**Task brief**. Identify all lines below that hold "presse" and collect them.
— Start Provided data —
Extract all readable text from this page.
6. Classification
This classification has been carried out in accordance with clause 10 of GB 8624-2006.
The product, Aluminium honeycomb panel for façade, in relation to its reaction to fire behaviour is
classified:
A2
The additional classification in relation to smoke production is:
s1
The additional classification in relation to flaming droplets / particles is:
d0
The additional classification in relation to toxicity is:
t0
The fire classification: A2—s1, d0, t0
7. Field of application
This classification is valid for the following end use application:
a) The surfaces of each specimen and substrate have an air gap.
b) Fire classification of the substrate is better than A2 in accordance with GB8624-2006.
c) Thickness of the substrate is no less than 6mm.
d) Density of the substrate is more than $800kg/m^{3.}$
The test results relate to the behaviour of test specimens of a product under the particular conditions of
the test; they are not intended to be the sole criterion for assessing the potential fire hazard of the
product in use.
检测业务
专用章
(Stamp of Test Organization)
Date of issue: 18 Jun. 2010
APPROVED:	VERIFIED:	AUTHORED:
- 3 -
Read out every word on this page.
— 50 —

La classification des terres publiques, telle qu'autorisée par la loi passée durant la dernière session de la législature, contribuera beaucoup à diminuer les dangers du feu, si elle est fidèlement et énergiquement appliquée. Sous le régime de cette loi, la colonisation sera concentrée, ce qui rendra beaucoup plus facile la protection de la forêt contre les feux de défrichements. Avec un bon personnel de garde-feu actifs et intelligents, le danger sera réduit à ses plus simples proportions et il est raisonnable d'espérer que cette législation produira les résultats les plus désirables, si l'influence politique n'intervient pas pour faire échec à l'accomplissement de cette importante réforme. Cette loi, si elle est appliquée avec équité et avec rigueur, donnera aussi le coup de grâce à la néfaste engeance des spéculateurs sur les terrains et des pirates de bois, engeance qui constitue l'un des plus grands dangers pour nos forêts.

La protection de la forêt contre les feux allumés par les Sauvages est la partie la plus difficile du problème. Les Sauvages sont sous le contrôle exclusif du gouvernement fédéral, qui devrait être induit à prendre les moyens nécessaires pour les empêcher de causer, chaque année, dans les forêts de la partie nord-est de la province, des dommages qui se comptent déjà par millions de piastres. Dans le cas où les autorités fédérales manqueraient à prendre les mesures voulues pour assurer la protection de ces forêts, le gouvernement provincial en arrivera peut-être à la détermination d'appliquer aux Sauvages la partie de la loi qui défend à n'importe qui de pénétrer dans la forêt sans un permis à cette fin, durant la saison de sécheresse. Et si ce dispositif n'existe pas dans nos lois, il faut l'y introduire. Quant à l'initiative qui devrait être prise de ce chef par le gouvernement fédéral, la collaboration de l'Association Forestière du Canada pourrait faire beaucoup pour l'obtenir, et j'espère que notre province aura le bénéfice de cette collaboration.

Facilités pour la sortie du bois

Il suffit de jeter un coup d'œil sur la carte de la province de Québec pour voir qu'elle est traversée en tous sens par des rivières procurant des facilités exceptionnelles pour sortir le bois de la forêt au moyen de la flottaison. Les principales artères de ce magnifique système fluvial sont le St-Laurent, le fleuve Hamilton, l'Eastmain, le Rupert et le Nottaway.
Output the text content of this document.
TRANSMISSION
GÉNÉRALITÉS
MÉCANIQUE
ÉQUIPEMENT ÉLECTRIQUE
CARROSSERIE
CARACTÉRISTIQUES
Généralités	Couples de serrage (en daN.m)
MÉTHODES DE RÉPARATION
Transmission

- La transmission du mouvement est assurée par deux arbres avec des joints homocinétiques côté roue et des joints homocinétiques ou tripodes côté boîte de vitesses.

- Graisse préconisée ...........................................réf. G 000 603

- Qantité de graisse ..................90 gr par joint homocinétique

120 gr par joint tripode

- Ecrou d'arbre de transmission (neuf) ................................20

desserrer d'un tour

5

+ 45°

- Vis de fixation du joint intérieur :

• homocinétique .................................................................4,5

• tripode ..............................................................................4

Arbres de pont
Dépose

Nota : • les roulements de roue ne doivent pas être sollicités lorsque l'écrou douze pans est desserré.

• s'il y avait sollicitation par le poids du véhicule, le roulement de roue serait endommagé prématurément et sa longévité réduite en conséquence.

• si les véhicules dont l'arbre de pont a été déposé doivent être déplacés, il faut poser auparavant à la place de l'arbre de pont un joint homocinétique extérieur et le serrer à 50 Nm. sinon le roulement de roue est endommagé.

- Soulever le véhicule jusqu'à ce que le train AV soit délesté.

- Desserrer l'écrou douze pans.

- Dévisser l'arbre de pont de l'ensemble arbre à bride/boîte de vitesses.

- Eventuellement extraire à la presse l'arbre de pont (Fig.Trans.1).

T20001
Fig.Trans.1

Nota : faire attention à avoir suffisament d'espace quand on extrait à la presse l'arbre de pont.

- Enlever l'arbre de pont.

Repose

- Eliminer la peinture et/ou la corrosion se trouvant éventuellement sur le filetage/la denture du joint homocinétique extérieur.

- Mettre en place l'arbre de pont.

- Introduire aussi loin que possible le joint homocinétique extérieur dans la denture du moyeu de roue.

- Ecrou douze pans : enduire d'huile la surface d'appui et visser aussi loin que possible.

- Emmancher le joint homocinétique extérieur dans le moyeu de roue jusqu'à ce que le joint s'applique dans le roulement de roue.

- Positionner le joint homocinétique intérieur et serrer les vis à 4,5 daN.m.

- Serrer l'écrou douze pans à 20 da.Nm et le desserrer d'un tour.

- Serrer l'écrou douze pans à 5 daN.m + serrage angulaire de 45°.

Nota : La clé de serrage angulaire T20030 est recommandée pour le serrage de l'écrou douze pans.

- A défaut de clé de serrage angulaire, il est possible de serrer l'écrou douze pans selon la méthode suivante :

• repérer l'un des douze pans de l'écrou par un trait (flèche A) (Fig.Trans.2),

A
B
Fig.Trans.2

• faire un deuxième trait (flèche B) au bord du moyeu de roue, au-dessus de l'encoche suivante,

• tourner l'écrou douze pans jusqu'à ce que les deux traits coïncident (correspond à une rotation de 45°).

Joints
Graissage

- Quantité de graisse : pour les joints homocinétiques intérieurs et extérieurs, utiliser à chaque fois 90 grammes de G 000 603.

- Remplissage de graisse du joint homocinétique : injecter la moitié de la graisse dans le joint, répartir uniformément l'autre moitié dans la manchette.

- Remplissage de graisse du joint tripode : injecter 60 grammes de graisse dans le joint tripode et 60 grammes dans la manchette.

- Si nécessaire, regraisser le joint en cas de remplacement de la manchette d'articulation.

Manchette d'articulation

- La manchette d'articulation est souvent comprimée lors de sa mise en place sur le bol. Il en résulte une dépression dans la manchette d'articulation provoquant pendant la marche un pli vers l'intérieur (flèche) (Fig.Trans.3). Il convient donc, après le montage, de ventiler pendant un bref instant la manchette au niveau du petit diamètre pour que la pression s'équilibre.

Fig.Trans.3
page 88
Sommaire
— End Provided data —
**Answer to the task**.
- Eventuellement extraire à la presse l'arbre de pont (Fig.Trans.1).
Nota : faire attention à avoir suffisament d'espace quand on extrait à la presse l'arbre de pont.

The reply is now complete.